Exercise instructions: Count how many lines in the material below hold the word "ylabel"; the reply is that number alone.

Material for this task:

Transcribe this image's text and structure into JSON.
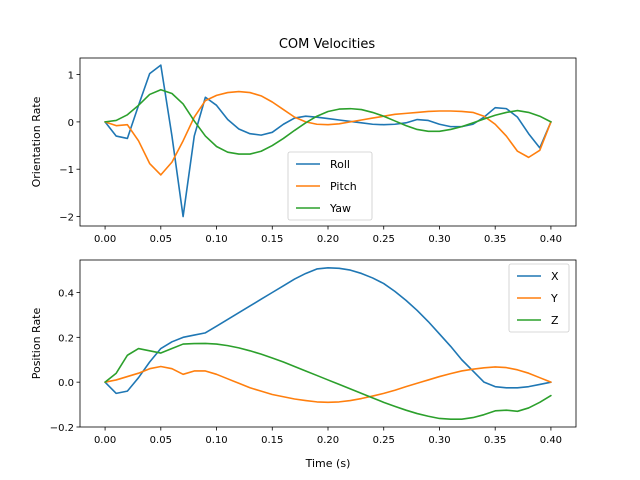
{
  "figure": {
    "title": "COM Velocities",
    "background": "#ffffff"
  },
  "chart_data": [
    {
      "type": "line",
      "title": "COM Velocities",
      "xlabel": "",
      "ylabel": "Orientation Rate",
      "xlim": [
        -0.0225,
        0.4225
      ],
      "ylim": [
        -2.2,
        1.35
      ],
      "xticks": [
        0.0,
        0.05,
        0.1,
        0.15,
        0.2,
        0.25,
        0.3,
        0.35,
        0.4
      ],
      "xtick_labels": [
        "0.00",
        "0.05",
        "0.10",
        "0.15",
        "0.20",
        "0.25",
        "0.30",
        "0.35",
        "0.40"
      ],
      "yticks": [
        -2,
        -1,
        0,
        1
      ],
      "ytick_labels": [
        "−2",
        "−1",
        "0",
        "1"
      ],
      "legend_position": "lower-center",
      "grid": false,
      "x": [
        0.0,
        0.01,
        0.02,
        0.03,
        0.04,
        0.05,
        0.06,
        0.07,
        0.08,
        0.09,
        0.1,
        0.11,
        0.12,
        0.13,
        0.14,
        0.15,
        0.16,
        0.17,
        0.18,
        0.19,
        0.2,
        0.21,
        0.22,
        0.23,
        0.24,
        0.25,
        0.26,
        0.27,
        0.28,
        0.29,
        0.3,
        0.31,
        0.32,
        0.33,
        0.34,
        0.35,
        0.36,
        0.37,
        0.38,
        0.39,
        0.4
      ],
      "series": [
        {
          "name": "Roll",
          "color": "#1f77b4",
          "values": [
            0.0,
            -0.3,
            -0.35,
            0.35,
            1.02,
            1.2,
            -0.3,
            -2.0,
            -0.3,
            0.52,
            0.35,
            0.05,
            -0.15,
            -0.25,
            -0.28,
            -0.22,
            -0.05,
            0.08,
            0.12,
            0.1,
            0.07,
            0.04,
            0.01,
            -0.02,
            -0.05,
            -0.06,
            -0.05,
            -0.02,
            0.05,
            0.03,
            -0.05,
            -0.1,
            -0.1,
            -0.05,
            0.1,
            0.3,
            0.28,
            0.1,
            -0.25,
            -0.55,
            0.0
          ]
        },
        {
          "name": "Pitch",
          "color": "#ff7f0e",
          "values": [
            0.0,
            -0.08,
            -0.06,
            -0.4,
            -0.88,
            -1.12,
            -0.85,
            -0.4,
            0.1,
            0.45,
            0.56,
            0.62,
            0.64,
            0.62,
            0.55,
            0.42,
            0.26,
            0.1,
            0.0,
            -0.05,
            -0.06,
            -0.04,
            0.0,
            0.04,
            0.08,
            0.12,
            0.16,
            0.18,
            0.2,
            0.22,
            0.23,
            0.23,
            0.22,
            0.2,
            0.12,
            -0.05,
            -0.3,
            -0.62,
            -0.75,
            -0.6,
            0.0
          ]
        },
        {
          "name": "Yaw",
          "color": "#2ca02c",
          "values": [
            0.0,
            0.03,
            0.15,
            0.35,
            0.58,
            0.68,
            0.6,
            0.38,
            0.02,
            -0.3,
            -0.52,
            -0.64,
            -0.68,
            -0.68,
            -0.62,
            -0.5,
            -0.35,
            -0.18,
            -0.02,
            0.12,
            0.22,
            0.27,
            0.28,
            0.26,
            0.2,
            0.12,
            0.02,
            -0.08,
            -0.16,
            -0.2,
            -0.2,
            -0.16,
            -0.1,
            -0.02,
            0.06,
            0.14,
            0.2,
            0.24,
            0.2,
            0.12,
            0.0
          ]
        }
      ]
    },
    {
      "type": "line",
      "title": "",
      "xlabel": "Time (s)",
      "ylabel": "Position Rate",
      "xlim": [
        -0.0225,
        0.4225
      ],
      "ylim": [
        -0.2,
        0.545
      ],
      "xticks": [
        0.0,
        0.05,
        0.1,
        0.15,
        0.2,
        0.25,
        0.3,
        0.35,
        0.4
      ],
      "xtick_labels": [
        "0.00",
        "0.05",
        "0.10",
        "0.15",
        "0.20",
        "0.25",
        "0.30",
        "0.35",
        "0.40"
      ],
      "yticks": [
        -0.2,
        0.0,
        0.2,
        0.4
      ],
      "ytick_labels": [
        "−0.2",
        "0.0",
        "0.2",
        "0.4"
      ],
      "legend_position": "upper-right",
      "grid": false,
      "x": [
        0.0,
        0.01,
        0.02,
        0.03,
        0.04,
        0.05,
        0.06,
        0.07,
        0.08,
        0.09,
        0.1,
        0.11,
        0.12,
        0.13,
        0.14,
        0.15,
        0.16,
        0.17,
        0.18,
        0.19,
        0.2,
        0.21,
        0.22,
        0.23,
        0.24,
        0.25,
        0.26,
        0.27,
        0.28,
        0.29,
        0.3,
        0.31,
        0.32,
        0.33,
        0.34,
        0.35,
        0.36,
        0.37,
        0.38,
        0.39,
        0.4
      ],
      "series": [
        {
          "name": "X",
          "color": "#1f77b4",
          "values": [
            0.0,
            -0.05,
            -0.04,
            0.02,
            0.09,
            0.15,
            0.18,
            0.2,
            0.21,
            0.22,
            0.25,
            0.28,
            0.31,
            0.34,
            0.37,
            0.4,
            0.43,
            0.46,
            0.485,
            0.505,
            0.51,
            0.508,
            0.5,
            0.485,
            0.465,
            0.44,
            0.405,
            0.365,
            0.32,
            0.27,
            0.215,
            0.16,
            0.1,
            0.05,
            0.0,
            -0.02,
            -0.025,
            -0.025,
            -0.02,
            -0.01,
            0.0
          ]
        },
        {
          "name": "Y",
          "color": "#ff7f0e",
          "values": [
            0.0,
            0.01,
            0.025,
            0.04,
            0.06,
            0.07,
            0.06,
            0.035,
            0.05,
            0.05,
            0.035,
            0.015,
            -0.005,
            -0.025,
            -0.04,
            -0.055,
            -0.065,
            -0.075,
            -0.082,
            -0.088,
            -0.09,
            -0.088,
            -0.082,
            -0.073,
            -0.062,
            -0.05,
            -0.036,
            -0.02,
            -0.005,
            0.01,
            0.025,
            0.038,
            0.05,
            0.058,
            0.064,
            0.068,
            0.065,
            0.055,
            0.04,
            0.02,
            0.0
          ]
        },
        {
          "name": "Z",
          "color": "#2ca02c",
          "values": [
            0.0,
            0.04,
            0.12,
            0.15,
            0.14,
            0.13,
            0.15,
            0.17,
            0.172,
            0.173,
            0.17,
            0.163,
            0.153,
            0.14,
            0.125,
            0.108,
            0.09,
            0.07,
            0.05,
            0.03,
            0.01,
            -0.01,
            -0.03,
            -0.05,
            -0.07,
            -0.09,
            -0.108,
            -0.125,
            -0.14,
            -0.152,
            -0.162,
            -0.165,
            -0.165,
            -0.158,
            -0.145,
            -0.128,
            -0.125,
            -0.13,
            -0.115,
            -0.09,
            -0.06
          ]
        }
      ]
    }
  ]
}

Response below: 2